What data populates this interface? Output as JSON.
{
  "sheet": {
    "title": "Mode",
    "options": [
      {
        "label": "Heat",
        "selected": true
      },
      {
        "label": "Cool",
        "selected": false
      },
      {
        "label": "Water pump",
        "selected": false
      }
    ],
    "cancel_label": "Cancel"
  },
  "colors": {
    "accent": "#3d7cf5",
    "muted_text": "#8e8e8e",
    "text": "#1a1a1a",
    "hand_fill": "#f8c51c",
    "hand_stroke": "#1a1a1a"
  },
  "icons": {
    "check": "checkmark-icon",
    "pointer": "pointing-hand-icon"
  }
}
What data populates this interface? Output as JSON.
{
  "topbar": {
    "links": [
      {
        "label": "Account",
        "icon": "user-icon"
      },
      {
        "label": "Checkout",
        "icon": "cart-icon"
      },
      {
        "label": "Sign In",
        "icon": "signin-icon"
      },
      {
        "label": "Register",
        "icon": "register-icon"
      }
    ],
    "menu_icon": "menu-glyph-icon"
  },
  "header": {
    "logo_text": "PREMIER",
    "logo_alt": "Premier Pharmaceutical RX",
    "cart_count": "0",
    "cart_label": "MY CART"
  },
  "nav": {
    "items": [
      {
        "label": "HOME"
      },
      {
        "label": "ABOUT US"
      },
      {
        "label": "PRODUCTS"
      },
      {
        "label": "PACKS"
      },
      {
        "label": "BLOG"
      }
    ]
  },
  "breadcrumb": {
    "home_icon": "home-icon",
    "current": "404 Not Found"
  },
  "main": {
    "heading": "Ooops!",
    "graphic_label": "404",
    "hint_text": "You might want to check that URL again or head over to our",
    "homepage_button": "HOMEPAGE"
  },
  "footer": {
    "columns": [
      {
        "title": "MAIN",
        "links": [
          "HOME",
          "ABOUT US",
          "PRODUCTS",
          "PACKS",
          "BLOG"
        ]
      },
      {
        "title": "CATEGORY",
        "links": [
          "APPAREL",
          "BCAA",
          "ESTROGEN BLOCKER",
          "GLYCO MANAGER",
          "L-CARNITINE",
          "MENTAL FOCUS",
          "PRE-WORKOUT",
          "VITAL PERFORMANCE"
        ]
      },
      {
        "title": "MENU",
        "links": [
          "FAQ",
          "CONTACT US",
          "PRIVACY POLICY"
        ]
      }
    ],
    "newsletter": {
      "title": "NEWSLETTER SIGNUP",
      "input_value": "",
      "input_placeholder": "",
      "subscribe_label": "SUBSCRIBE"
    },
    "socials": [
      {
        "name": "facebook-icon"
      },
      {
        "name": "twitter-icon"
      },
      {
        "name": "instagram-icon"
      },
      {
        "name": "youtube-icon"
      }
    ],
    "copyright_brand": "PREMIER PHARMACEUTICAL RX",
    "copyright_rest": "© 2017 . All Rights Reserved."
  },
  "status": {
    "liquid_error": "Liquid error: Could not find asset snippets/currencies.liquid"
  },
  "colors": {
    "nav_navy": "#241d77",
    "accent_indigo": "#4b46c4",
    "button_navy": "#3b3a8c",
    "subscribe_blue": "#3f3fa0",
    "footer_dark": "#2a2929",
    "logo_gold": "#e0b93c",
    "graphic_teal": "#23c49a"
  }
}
::::
Request: Extract the complete set of records unchanged.

Expected output:
What data populates this interface? Output as JSON.
{
  "sheet": {
    "title": "Mode",
    "options": [
      {
        "label": "Heat",
        "selected": true
      },
      {
        "label": "Cool",
        "selected": false
      },
      {
        "label": "Water pump",
        "selected": false
      }
    ],
    "cancel_label": "Cancel"
  },
  "colors": {
    "accent": "#3d7cf5",
    "muted_text": "#8e8e8e",
    "text": "#1a1a1a",
    "hand_fill": "#f8c51c",
    "hand_stroke": "#1a1a1a"
  },
  "icons": {
    "check": "checkmark-icon",
    "pointer": "pointing-hand-icon"
  }
}
What data populates this interface? Output as JSON.
{
  "topbar": {
    "links": [
      {
        "label": "Account",
        "icon": "user-icon"
      },
      {
        "label": "Checkout",
        "icon": "cart-icon"
      },
      {
        "label": "Sign In",
        "icon": "signin-icon"
      },
      {
        "label": "Register",
        "icon": "register-icon"
      }
    ],
    "menu_icon": "menu-glyph-icon"
  },
  "header": {
    "logo_text": "PREMIER",
    "logo_alt": "Premier Pharmaceutical RX",
    "cart_count": "0",
    "cart_label": "MY CART"
  },
  "nav": {
    "items": [
      {
        "label": "HOME"
      },
      {
        "label": "ABOUT US"
      },
      {
        "label": "PRODUCTS"
      },
      {
        "label": "PACKS"
      },
      {
        "label": "BLOG"
      }
    ]
  },
  "breadcrumb": {
    "home_icon": "home-icon",
    "current": "404 Not Found"
  },
  "main": {
    "heading": "Ooops!",
    "graphic_label": "404",
    "hint_text": "You might want to check that URL again or head over to our",
    "homepage_button": "HOMEPAGE"
  },
  "footer": {
    "columns": [
      {
        "title": "MAIN",
        "links": [
          "HOME",
          "ABOUT US",
          "PRODUCTS",
          "PACKS",
          "BLOG"
        ]
      },
      {
        "title": "CATEGORY",
        "links": [
          "APPAREL",
          "BCAA",
          "ESTROGEN BLOCKER",
          "GLYCO MANAGER",
          "L-CARNITINE",
          "MENTAL FOCUS",
          "PRE-WORKOUT",
          "VITAL PERFORMANCE"
        ]
      },
      {
        "title": "MENU",
        "links": [
          "FAQ",
          "CONTACT US",
          "PRIVACY POLICY"
        ]
      }
    ],
    "newsletter": {
      "title": "NEWSLETTER SIGNUP",
      "input_value": "",
      "input_placeholder": "",
      "subscribe_label": "SUBSCRIBE"
    },
    "socials": [
      {
        "name": "facebook-icon"
      },
      {
        "name": "twitter-icon"
      },
      {
        "name": "instagram-icon"
      },
      {
        "name": "youtube-icon"
      }
    ],
    "copyright_brand": "PREMIER PHARMACEUTICAL RX",
    "copyright_rest": "© 2017 . All Rights Reserved."
  },
  "status": {
    "liquid_error": "Liquid error: Could not find asset snippets/currencies.liquid"
  },
  "colors": {
    "nav_navy": "#241d77",
    "accent_indigo": "#4b46c4",
    "button_navy": "#3b3a8c",
    "subscribe_blue": "#3f3fa0",
    "footer_dark": "#2a2929",
    "logo_gold": "#e0b93c",
    "graphic_teal": "#23c49a"
  }
}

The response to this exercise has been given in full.